### Brief
Report the count of lines with "Fiber" in the data below, and no other words.

Dataset records on visual material:
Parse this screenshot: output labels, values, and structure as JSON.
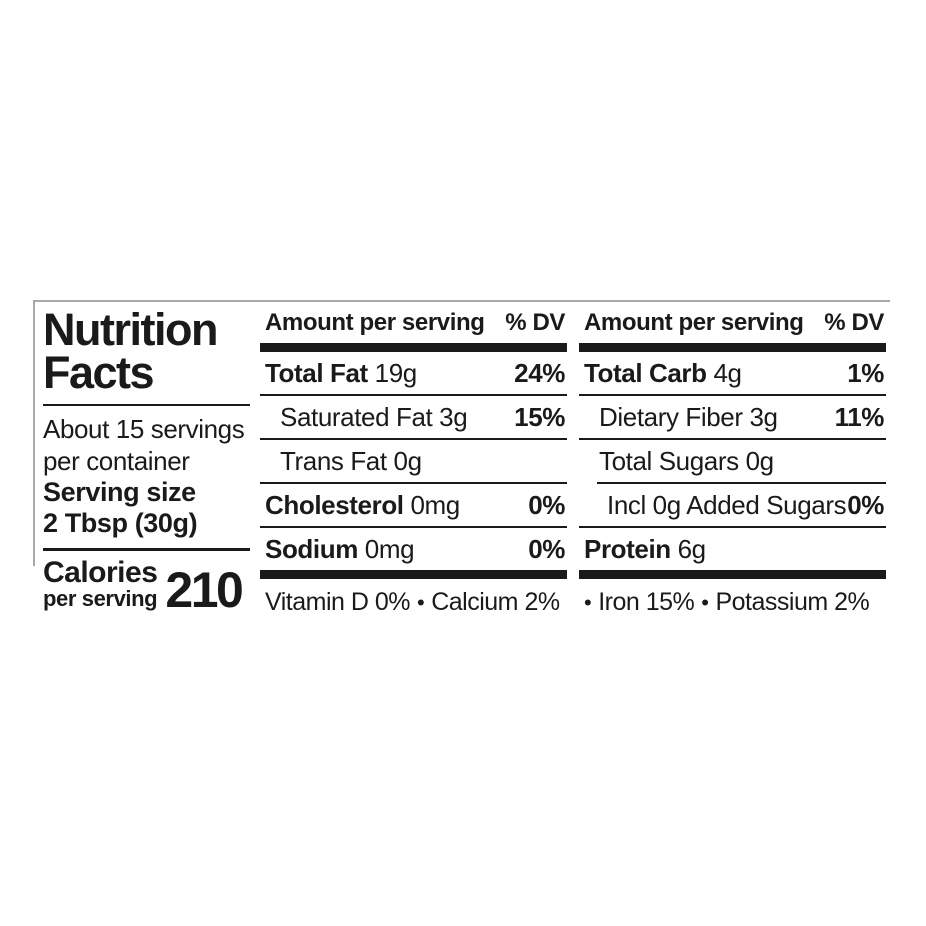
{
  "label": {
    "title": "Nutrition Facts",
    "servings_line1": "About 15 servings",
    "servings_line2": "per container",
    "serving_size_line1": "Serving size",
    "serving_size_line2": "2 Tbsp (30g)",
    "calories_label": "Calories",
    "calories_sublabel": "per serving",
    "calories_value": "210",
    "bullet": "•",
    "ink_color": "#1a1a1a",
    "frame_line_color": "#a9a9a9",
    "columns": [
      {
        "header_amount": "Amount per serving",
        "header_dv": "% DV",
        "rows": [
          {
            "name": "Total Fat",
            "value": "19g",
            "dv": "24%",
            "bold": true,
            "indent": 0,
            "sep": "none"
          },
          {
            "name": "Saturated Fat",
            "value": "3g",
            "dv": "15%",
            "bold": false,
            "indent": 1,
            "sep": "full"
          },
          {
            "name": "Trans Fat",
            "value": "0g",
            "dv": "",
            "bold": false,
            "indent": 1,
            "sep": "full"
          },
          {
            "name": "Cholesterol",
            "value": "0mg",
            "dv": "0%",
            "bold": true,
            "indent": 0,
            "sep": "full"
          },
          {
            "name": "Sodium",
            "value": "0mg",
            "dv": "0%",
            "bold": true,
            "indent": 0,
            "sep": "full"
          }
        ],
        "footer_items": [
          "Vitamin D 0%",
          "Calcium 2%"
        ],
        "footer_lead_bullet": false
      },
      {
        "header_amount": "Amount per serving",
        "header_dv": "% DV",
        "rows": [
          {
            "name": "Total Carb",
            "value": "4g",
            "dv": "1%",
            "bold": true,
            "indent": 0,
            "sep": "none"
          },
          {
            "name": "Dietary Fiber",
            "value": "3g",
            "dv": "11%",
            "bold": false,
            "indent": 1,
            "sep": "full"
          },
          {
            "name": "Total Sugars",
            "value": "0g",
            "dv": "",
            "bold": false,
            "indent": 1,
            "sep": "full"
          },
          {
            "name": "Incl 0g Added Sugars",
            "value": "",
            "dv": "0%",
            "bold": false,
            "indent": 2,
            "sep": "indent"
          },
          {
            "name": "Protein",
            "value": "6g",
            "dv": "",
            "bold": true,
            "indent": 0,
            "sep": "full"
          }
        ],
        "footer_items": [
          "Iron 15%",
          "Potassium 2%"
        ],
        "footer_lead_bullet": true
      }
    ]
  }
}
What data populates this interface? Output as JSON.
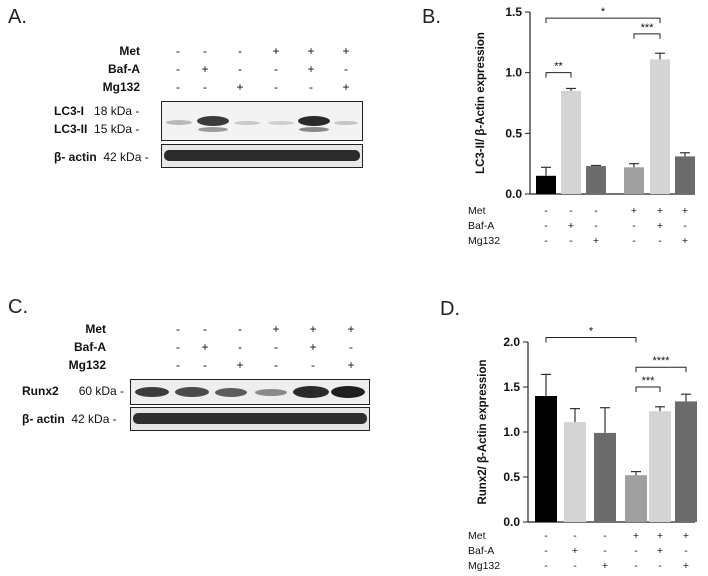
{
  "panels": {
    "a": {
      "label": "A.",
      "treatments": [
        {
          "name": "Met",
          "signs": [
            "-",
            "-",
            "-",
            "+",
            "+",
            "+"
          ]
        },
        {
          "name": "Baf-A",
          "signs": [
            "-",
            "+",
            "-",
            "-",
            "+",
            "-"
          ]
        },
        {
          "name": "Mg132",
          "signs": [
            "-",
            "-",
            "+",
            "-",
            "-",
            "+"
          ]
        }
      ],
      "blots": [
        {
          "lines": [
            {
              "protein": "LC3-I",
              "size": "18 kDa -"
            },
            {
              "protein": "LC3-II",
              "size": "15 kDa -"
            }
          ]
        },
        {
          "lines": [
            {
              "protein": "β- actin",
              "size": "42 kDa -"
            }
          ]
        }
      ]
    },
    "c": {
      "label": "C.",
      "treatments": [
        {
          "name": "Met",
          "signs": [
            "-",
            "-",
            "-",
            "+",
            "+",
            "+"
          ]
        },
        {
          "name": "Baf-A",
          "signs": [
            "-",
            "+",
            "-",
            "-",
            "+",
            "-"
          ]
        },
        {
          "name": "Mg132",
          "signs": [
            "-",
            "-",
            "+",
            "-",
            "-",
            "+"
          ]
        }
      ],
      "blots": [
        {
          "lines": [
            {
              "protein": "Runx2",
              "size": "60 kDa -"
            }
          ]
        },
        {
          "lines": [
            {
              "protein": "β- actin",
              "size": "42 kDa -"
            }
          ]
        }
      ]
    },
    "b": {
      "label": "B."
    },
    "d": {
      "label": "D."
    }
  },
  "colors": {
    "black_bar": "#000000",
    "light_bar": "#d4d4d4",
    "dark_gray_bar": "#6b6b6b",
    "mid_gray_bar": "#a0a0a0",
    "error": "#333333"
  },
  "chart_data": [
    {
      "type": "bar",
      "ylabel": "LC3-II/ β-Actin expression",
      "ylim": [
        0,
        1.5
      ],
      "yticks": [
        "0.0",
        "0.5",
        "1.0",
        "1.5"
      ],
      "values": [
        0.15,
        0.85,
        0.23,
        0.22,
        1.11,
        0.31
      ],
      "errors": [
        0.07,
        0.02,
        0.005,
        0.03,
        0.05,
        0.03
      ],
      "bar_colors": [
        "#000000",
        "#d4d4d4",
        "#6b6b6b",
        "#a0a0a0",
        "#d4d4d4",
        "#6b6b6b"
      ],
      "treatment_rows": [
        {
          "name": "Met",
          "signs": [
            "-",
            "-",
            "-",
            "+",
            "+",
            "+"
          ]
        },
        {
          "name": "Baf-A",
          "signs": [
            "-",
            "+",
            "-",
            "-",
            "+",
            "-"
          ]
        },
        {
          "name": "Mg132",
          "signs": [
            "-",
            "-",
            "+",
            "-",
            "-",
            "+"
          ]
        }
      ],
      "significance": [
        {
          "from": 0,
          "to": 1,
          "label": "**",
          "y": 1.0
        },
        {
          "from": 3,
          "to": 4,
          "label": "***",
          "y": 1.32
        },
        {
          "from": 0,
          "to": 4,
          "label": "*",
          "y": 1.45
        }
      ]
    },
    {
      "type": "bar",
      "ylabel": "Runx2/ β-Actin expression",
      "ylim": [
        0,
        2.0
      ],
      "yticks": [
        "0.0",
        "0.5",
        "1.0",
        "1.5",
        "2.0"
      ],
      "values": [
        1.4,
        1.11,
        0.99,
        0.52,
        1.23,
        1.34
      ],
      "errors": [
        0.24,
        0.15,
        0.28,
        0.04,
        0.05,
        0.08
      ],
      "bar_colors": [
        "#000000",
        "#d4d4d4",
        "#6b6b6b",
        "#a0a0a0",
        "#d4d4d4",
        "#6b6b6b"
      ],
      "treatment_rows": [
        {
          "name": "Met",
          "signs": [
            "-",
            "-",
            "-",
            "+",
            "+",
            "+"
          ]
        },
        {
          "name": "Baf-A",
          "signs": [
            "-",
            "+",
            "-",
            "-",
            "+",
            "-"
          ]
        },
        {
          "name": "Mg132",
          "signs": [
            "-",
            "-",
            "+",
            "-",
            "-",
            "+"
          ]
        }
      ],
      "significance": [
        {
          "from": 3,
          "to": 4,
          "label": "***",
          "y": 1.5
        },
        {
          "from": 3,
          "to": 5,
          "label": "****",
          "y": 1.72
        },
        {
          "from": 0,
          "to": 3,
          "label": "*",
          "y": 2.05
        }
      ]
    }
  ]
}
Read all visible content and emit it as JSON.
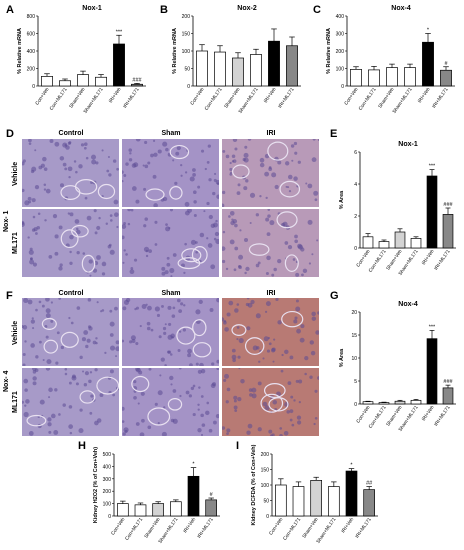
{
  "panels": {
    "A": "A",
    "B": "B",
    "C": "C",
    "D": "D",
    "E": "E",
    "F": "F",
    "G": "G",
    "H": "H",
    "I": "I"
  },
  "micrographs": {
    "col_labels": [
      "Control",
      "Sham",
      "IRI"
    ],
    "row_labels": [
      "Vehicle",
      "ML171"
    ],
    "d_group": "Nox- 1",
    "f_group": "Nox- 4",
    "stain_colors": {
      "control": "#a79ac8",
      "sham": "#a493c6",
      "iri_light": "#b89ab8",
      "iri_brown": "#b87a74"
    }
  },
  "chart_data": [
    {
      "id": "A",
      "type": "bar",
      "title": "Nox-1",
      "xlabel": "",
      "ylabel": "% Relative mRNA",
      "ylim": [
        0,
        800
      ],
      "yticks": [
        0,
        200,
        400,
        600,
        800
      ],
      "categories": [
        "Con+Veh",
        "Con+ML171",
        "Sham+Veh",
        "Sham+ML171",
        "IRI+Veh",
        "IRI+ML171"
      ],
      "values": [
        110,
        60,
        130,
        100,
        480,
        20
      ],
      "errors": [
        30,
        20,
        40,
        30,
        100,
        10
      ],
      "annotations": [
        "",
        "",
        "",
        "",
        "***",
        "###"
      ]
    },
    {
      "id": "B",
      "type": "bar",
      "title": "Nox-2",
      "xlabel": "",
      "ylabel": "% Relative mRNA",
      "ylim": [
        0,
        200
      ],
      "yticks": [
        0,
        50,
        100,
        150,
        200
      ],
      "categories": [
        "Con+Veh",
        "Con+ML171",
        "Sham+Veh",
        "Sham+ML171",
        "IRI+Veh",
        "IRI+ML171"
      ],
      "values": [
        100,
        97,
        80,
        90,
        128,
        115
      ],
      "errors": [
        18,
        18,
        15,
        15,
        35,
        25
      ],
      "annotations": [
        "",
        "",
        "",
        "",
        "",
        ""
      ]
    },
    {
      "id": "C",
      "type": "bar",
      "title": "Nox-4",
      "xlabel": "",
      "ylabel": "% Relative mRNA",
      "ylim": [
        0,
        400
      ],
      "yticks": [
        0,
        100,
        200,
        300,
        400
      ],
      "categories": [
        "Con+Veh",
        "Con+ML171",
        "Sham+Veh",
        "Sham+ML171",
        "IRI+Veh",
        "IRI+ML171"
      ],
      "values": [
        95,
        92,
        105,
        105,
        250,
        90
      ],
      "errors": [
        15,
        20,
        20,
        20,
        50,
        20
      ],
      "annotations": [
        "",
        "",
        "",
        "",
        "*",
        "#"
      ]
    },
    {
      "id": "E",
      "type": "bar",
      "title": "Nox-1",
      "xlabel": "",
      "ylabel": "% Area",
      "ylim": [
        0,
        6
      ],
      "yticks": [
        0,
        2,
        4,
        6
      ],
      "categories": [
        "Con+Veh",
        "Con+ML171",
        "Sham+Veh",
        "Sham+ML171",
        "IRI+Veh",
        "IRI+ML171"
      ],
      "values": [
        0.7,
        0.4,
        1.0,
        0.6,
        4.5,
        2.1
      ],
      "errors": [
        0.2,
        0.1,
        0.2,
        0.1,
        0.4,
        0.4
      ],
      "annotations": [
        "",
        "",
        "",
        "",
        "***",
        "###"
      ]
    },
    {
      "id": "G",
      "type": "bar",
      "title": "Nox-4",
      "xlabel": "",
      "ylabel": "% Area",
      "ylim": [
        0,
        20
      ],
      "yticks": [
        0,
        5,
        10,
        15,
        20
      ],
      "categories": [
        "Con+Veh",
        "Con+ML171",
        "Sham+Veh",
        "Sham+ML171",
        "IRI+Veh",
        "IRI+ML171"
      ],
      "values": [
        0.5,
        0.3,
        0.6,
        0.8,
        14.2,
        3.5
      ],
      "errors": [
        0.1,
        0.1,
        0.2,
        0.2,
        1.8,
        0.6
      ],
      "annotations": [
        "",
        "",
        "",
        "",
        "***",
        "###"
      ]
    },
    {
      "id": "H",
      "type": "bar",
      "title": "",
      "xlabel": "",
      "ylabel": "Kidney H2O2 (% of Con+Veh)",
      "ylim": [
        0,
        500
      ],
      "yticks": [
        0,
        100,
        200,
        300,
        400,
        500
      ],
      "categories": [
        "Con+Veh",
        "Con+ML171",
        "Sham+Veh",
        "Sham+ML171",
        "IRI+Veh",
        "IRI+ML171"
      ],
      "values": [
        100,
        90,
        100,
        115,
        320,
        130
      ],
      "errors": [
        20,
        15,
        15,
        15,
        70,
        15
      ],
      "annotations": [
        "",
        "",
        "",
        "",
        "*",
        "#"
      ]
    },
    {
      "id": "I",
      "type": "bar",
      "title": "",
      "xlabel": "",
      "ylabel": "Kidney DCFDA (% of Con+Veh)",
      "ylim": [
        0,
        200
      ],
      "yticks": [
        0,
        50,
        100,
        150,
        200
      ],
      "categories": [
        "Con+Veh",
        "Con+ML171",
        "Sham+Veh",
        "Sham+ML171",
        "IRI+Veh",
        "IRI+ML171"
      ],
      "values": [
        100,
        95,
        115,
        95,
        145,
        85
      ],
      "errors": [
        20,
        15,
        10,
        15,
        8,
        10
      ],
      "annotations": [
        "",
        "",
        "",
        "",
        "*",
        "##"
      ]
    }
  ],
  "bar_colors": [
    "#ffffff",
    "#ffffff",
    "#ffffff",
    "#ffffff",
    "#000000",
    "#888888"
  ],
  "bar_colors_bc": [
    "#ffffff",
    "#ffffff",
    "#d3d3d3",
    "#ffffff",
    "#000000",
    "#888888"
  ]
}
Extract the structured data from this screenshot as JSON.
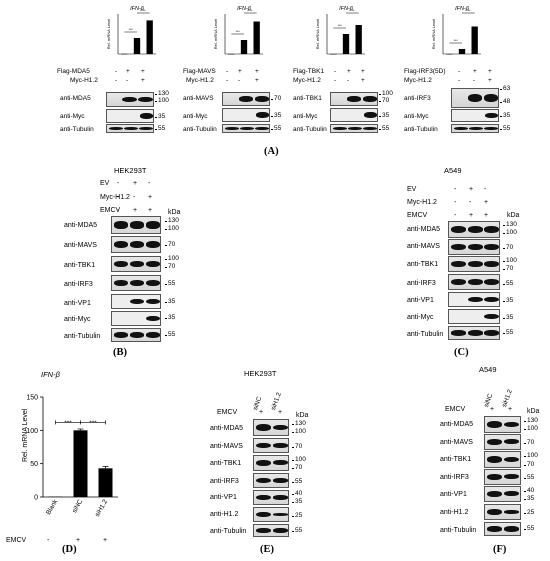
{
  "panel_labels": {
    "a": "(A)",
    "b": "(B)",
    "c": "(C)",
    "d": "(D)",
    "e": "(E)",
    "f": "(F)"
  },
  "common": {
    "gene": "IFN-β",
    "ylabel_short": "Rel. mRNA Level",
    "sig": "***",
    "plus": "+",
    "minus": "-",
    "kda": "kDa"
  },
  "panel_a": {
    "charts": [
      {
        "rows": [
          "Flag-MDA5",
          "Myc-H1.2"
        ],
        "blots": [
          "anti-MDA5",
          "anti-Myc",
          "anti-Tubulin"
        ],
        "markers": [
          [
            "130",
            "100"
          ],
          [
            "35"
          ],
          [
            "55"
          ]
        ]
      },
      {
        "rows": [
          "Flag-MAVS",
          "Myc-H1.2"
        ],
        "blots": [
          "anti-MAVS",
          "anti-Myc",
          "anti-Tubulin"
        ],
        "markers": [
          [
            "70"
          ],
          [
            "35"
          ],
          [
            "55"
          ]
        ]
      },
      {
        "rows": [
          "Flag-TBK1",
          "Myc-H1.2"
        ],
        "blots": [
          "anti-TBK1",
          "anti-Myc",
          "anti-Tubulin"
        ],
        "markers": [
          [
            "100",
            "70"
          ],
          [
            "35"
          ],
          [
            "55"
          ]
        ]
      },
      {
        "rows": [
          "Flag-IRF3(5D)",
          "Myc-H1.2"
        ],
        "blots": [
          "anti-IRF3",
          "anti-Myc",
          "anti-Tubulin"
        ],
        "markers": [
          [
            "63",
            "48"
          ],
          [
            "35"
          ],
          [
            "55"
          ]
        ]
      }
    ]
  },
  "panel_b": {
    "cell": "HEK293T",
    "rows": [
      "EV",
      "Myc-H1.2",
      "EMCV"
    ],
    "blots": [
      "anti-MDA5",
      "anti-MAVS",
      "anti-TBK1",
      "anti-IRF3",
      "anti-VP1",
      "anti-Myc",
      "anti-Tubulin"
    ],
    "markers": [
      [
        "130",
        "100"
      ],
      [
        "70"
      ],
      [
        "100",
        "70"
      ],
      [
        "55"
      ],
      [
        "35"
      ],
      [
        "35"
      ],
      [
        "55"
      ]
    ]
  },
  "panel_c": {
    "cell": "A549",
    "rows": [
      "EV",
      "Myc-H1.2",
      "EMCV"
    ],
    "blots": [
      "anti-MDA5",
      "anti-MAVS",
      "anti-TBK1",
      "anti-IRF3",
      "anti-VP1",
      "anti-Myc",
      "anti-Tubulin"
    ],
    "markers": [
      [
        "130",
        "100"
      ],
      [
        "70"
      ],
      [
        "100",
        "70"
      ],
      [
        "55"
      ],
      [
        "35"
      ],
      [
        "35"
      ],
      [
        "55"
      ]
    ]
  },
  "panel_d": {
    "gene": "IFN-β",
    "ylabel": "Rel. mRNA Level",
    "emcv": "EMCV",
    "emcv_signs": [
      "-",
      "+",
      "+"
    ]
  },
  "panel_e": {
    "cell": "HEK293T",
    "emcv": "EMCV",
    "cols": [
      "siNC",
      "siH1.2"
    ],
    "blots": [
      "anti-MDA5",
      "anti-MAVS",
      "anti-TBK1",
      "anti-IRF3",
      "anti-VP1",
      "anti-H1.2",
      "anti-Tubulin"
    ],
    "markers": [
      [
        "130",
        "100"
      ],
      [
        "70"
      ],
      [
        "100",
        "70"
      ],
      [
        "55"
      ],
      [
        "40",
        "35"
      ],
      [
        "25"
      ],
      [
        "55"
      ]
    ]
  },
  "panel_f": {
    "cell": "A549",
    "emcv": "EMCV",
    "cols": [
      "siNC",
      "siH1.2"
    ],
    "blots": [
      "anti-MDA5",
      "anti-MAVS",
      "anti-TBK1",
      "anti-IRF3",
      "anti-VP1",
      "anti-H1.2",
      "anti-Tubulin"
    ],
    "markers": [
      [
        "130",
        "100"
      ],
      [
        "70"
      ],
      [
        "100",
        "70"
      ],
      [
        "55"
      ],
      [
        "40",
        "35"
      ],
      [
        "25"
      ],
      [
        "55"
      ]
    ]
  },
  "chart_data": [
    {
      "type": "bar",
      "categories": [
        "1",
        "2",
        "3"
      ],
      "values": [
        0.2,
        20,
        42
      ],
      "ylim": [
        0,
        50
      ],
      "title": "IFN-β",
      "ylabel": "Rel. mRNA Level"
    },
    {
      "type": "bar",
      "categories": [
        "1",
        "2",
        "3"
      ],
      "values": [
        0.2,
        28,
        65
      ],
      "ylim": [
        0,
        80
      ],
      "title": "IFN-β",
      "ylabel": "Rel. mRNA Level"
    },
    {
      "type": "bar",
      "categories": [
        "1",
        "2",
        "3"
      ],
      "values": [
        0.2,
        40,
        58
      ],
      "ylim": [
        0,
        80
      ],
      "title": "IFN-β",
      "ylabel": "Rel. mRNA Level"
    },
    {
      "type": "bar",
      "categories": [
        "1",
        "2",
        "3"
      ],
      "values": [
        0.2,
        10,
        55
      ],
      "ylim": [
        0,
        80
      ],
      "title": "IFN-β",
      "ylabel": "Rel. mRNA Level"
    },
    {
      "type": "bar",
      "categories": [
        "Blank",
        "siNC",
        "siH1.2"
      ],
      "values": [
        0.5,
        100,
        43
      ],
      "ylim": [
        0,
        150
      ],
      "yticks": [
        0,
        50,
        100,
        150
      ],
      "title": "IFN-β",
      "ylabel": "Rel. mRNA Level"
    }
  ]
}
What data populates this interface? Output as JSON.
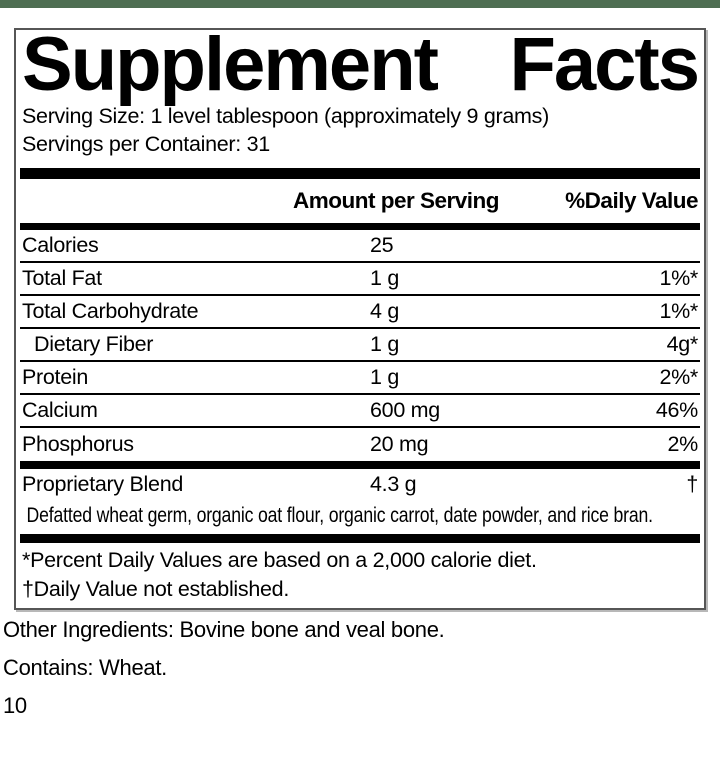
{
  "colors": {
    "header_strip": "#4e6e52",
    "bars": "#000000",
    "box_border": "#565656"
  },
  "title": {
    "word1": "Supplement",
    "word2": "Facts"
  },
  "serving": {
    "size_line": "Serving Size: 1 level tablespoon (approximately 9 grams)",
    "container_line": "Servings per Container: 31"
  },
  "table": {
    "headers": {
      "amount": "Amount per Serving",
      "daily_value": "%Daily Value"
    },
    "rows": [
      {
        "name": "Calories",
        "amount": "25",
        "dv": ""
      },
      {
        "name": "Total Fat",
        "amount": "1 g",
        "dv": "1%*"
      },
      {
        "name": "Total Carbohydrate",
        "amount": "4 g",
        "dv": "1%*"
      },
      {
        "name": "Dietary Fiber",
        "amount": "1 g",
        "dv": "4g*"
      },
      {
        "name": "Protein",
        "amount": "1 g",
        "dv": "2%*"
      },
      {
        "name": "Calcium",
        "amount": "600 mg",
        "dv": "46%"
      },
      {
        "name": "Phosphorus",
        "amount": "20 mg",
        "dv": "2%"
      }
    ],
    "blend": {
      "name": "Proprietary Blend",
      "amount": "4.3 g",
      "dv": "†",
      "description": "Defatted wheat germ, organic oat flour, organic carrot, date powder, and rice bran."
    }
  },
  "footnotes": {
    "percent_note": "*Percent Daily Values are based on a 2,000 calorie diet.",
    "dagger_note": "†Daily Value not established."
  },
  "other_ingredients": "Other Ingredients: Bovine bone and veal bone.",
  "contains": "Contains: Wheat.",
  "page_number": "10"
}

### Expected answer
2